• _WHAT IS ASKED_: From the entries below, copy every line that holds the word "watermark".

• _ROWS_:
--------------------------------------------------
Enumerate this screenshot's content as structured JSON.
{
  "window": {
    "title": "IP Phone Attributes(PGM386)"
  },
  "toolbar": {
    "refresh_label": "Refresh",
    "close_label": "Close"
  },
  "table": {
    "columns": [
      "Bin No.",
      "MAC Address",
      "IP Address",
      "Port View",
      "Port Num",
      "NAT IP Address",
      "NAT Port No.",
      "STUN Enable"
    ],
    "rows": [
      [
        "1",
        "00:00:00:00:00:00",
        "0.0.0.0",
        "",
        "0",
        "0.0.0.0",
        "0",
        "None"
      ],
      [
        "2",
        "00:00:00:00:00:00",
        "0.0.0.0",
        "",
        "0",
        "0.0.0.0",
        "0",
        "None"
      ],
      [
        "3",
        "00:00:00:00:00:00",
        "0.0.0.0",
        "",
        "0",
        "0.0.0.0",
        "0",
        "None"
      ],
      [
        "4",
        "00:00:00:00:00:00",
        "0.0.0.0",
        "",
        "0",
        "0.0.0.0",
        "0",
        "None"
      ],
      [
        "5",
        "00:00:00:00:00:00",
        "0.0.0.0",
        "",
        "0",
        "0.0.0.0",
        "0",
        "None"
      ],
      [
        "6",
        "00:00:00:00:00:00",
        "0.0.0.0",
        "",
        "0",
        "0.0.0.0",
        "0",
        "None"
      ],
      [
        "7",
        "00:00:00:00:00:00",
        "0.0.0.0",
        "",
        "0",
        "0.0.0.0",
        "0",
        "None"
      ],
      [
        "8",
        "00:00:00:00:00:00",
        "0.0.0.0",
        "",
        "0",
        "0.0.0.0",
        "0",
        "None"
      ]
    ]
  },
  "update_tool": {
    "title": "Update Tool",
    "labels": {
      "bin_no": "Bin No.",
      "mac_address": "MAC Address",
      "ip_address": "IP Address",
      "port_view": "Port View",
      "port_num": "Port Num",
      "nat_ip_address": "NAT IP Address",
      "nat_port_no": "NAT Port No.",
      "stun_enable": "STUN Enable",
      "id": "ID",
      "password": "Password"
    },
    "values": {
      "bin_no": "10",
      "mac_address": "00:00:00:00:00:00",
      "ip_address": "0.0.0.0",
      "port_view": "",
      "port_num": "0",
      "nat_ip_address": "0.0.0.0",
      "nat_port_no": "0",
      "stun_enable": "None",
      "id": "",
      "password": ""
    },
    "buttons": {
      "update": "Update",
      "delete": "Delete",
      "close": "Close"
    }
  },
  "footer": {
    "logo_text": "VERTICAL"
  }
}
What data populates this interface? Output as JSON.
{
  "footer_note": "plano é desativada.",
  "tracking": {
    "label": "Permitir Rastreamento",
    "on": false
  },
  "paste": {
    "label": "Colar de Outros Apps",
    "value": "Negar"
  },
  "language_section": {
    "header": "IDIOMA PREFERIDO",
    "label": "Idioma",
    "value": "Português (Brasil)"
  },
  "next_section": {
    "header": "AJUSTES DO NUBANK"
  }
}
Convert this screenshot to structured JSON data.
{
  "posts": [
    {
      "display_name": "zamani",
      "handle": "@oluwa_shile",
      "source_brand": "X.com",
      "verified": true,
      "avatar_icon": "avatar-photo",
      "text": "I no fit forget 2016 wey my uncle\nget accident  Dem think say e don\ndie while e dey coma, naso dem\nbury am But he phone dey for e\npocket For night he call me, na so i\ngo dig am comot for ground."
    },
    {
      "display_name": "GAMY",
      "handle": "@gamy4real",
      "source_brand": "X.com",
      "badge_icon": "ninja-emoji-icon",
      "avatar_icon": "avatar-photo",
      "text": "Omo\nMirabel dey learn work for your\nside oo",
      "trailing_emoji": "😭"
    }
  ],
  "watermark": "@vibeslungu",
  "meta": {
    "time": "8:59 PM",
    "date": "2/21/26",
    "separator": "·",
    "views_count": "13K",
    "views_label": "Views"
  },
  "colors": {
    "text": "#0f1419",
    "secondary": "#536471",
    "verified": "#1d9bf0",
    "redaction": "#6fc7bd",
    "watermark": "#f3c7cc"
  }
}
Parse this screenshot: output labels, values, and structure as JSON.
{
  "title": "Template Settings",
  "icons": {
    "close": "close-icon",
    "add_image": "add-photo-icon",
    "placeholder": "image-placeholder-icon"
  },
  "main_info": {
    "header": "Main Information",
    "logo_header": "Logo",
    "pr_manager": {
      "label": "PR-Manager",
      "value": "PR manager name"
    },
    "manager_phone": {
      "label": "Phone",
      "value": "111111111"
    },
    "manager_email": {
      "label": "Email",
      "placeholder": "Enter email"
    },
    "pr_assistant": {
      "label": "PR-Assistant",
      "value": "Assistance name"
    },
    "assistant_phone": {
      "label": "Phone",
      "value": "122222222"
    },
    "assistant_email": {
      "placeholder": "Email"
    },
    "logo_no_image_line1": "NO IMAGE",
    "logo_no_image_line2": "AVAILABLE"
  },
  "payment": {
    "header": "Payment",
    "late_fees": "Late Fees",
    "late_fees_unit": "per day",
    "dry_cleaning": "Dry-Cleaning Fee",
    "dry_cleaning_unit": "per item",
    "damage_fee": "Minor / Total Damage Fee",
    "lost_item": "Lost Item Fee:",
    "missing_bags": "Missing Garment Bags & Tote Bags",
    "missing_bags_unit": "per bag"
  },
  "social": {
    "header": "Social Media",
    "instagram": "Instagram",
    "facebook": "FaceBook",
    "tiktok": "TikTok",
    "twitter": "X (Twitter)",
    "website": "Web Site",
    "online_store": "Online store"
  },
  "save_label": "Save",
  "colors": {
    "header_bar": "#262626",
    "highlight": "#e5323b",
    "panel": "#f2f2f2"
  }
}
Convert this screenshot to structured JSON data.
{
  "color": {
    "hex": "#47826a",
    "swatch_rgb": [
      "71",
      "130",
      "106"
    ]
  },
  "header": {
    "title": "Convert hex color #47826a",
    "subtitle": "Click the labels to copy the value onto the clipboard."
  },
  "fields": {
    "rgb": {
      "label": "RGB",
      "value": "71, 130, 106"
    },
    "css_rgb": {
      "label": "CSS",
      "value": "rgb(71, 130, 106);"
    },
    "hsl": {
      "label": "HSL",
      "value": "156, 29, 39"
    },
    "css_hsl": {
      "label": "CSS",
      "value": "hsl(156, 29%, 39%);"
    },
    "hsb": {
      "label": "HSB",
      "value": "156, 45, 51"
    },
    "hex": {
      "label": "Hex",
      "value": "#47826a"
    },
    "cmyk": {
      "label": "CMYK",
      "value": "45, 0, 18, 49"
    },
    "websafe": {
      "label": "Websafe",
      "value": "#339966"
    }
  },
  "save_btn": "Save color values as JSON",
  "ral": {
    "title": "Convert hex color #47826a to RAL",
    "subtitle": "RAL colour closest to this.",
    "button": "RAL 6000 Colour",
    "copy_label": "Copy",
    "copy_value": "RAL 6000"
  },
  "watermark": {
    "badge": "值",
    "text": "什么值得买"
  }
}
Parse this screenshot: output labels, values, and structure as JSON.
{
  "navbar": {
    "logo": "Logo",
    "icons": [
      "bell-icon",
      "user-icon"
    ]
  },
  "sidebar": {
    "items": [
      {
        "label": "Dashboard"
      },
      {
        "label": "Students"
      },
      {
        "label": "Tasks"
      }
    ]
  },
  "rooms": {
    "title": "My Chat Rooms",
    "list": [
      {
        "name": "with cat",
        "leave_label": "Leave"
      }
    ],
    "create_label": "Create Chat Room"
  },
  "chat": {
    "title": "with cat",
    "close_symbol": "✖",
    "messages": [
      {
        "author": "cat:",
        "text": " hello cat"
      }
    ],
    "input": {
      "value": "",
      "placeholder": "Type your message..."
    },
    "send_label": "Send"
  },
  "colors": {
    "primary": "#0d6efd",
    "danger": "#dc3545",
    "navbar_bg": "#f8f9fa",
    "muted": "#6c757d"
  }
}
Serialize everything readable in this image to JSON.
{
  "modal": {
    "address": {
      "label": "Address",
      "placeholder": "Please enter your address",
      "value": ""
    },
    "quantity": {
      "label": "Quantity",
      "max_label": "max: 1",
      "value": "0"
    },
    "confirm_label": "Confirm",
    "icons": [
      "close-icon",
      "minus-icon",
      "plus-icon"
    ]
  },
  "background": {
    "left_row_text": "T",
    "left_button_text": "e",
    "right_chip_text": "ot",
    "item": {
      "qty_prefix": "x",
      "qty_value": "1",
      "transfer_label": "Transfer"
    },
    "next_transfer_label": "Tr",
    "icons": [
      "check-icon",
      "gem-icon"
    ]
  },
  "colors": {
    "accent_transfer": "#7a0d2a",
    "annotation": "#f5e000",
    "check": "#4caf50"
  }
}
--------------------------------------------------
• _COMPLETE OUTPUT_:
  "watermark": "@vibeslungu",
    "watermark": "#f3c7cc"
  "watermark": {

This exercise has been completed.